> Exercise: Nothing but the lines from the one with "Read this page and output its text content." to the final line should be returned, each exactly as it appears.

-- START OF Exercise materials --

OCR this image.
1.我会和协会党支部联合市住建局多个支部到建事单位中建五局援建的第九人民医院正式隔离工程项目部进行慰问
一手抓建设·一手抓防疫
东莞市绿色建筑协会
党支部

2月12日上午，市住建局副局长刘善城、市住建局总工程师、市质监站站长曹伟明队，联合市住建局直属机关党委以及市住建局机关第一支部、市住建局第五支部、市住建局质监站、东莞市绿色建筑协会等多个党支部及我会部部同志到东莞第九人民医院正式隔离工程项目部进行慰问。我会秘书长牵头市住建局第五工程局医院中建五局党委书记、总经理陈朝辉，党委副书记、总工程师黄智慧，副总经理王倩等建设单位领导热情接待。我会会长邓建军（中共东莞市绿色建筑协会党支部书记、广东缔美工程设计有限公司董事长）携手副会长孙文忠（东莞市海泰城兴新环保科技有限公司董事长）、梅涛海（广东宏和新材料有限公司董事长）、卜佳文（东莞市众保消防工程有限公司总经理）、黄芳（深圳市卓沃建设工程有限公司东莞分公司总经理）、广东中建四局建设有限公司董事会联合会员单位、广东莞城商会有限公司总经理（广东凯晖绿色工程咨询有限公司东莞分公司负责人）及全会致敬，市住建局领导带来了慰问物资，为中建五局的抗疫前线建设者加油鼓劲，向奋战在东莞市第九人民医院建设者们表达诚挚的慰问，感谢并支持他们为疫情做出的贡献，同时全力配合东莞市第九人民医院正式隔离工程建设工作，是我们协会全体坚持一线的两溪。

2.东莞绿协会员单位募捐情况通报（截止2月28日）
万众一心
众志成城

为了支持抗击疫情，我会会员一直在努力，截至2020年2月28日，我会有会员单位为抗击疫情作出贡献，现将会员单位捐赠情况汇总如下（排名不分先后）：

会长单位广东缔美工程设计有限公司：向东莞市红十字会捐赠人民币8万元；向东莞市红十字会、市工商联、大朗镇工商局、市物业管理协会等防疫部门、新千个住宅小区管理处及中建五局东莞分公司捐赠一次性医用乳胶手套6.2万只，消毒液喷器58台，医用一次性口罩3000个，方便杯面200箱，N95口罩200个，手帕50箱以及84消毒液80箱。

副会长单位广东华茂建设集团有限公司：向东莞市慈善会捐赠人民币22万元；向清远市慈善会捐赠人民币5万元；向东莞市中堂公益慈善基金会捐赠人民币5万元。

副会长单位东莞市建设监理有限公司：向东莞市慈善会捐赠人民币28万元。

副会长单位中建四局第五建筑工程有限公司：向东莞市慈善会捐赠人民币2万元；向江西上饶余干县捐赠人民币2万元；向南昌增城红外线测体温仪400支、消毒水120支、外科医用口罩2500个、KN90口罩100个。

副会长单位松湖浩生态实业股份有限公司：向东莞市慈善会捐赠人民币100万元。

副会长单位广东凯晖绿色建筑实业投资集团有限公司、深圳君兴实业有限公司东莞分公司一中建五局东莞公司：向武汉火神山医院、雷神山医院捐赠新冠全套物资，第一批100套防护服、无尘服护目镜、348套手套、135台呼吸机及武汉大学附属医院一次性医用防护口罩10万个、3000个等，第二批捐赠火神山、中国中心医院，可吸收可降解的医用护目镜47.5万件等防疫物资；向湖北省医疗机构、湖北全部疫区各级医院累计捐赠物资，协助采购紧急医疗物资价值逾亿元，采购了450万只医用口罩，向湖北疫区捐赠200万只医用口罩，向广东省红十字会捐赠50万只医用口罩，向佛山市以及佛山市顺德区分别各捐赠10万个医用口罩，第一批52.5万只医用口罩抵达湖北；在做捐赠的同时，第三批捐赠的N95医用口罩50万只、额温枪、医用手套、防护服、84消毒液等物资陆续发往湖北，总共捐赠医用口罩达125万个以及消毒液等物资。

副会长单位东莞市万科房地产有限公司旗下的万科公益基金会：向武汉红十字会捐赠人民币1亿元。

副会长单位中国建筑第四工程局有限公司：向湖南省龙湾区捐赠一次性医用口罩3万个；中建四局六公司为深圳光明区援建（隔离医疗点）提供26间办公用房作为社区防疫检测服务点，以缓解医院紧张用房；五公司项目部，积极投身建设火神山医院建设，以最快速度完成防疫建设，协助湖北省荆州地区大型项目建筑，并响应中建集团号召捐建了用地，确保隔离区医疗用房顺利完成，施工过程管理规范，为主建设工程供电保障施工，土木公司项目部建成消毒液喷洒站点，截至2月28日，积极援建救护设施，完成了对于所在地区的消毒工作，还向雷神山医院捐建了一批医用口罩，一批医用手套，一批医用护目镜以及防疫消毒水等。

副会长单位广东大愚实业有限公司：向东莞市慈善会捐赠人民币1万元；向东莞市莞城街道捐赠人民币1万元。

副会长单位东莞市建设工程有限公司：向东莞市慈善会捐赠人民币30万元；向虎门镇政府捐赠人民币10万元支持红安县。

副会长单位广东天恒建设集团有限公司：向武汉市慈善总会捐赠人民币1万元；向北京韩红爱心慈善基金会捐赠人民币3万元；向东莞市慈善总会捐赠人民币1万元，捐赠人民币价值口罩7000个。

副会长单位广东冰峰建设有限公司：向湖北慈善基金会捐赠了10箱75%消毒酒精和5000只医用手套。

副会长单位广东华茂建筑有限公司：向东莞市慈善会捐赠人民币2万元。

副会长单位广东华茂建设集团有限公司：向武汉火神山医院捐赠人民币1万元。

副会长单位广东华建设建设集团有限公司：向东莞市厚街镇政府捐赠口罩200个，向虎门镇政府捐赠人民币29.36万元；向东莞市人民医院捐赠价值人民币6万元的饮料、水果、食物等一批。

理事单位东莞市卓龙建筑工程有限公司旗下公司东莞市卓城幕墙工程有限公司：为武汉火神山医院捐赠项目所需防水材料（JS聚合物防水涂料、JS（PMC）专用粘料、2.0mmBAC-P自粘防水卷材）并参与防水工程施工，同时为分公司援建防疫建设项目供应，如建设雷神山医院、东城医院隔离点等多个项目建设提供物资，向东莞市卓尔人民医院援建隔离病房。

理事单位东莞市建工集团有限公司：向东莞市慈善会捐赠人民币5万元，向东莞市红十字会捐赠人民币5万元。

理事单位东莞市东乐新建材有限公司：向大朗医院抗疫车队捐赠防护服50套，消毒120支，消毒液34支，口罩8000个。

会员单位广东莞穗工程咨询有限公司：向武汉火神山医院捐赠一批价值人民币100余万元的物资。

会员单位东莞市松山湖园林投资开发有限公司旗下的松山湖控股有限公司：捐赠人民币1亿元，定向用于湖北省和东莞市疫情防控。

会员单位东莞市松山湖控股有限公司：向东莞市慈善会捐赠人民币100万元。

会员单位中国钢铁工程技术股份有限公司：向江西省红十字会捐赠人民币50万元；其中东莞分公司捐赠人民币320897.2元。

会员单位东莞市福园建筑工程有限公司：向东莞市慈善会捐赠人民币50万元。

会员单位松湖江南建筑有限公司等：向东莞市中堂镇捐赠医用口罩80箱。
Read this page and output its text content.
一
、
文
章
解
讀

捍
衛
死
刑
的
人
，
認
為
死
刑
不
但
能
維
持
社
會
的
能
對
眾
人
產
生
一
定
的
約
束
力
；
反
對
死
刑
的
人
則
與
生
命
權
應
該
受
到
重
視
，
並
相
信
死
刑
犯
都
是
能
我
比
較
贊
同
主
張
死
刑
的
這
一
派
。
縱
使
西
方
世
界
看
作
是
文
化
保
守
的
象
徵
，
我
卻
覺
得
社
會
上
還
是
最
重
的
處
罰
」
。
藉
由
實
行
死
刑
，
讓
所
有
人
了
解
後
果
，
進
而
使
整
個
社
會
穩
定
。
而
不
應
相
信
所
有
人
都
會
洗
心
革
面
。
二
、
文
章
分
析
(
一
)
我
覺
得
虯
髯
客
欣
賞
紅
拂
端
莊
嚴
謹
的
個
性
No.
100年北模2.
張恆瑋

-- END OF Exercise materials --

> Expected output:
Read this page and output its text content.
一
、
文
章
解
讀

捍
衛
死
刑
的
人
，
認
為
死
刑
不
但
能
維
持
社
會
的
能
對
眾
人
產
生
一
定
的
約
束
力
；
反
對
死
刑
的
人
則
與
生
命
權
應
該
受
到
重
視
，
並
相
信
死
刑
犯
都
是
能
我
比
較
贊
同
主
張
死
刑
的
這
一
派
。
縱
使
西
方
世
界
看
作
是
文
化
保
守
的
象
徵
，
我
卻
覺
得
社
會
上
還
是
最
重
的
處
罰
」
。
藉
由
實
行
死
刑
，
讓
所
有
人
了
解
後
果
，
進
而
使
整
個
社
會
穩
定
。
而
不
應
相
信
所
有
人
都
會
洗
心
革
面
。
二
、
文
章
分
析
(
一
)
我
覺
得
虯
髯
客
欣
賞
紅
拂
端
莊
嚴
謹
的
個
性
No.
100年北模2.
張恆瑋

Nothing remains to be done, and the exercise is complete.